* THE TASK *
From the entries that follow, extract each line holding the string "screenshot".

____ GIVEN ENTRIES

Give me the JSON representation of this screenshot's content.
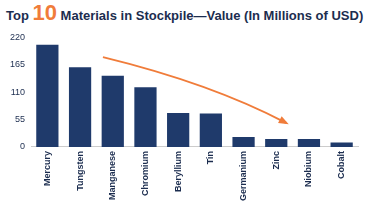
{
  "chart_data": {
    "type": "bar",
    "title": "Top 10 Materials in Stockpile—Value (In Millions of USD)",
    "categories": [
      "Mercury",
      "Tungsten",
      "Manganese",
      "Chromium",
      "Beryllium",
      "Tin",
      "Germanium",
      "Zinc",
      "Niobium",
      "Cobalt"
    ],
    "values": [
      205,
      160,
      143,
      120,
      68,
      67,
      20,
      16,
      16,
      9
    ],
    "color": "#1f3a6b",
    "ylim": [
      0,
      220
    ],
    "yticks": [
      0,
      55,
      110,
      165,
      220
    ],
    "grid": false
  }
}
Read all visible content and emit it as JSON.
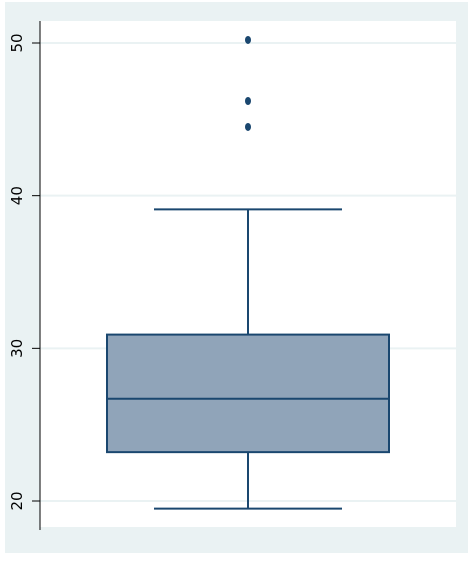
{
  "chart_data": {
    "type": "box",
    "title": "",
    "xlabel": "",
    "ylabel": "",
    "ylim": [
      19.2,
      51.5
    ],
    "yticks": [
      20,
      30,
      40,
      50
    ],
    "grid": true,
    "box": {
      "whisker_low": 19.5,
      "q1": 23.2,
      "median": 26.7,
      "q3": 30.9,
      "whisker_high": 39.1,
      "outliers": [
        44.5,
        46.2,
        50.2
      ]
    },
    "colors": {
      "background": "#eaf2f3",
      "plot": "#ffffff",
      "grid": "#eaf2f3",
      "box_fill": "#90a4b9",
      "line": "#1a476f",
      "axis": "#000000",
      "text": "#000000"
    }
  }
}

________
____ GIVEN ENTRIES

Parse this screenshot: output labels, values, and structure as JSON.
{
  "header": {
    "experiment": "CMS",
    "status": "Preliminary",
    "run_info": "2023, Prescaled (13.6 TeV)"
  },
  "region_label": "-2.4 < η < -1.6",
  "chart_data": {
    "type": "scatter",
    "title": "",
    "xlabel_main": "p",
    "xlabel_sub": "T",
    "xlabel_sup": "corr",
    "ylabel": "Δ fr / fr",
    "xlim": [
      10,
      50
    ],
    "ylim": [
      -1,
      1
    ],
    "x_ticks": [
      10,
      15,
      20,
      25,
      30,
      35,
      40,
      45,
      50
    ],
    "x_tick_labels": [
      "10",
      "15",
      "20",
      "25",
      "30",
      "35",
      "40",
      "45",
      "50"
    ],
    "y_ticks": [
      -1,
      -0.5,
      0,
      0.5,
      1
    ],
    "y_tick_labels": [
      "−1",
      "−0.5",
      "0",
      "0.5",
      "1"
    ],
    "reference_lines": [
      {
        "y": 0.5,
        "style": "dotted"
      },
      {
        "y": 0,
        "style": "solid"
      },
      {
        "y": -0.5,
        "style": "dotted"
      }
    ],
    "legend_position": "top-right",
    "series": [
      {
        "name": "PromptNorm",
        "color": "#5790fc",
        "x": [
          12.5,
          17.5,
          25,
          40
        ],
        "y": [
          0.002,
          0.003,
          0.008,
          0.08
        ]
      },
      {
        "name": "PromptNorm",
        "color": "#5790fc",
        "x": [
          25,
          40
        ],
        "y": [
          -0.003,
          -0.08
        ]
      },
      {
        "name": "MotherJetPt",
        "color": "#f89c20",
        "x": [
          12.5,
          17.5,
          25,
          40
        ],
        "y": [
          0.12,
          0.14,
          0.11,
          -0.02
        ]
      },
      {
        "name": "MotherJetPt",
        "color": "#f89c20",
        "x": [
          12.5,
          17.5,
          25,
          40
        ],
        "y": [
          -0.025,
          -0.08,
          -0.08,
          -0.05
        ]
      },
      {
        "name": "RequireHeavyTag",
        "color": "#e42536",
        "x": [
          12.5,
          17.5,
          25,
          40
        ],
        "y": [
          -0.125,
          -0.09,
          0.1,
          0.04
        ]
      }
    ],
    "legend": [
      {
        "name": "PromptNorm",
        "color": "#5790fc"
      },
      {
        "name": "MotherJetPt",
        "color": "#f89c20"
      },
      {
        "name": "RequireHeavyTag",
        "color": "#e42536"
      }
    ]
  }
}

________

* CORRECT ANSWER *
Give me the JSON representation of this screenshot's content.
Parse this screenshot: output labels, values, and structure as JSON.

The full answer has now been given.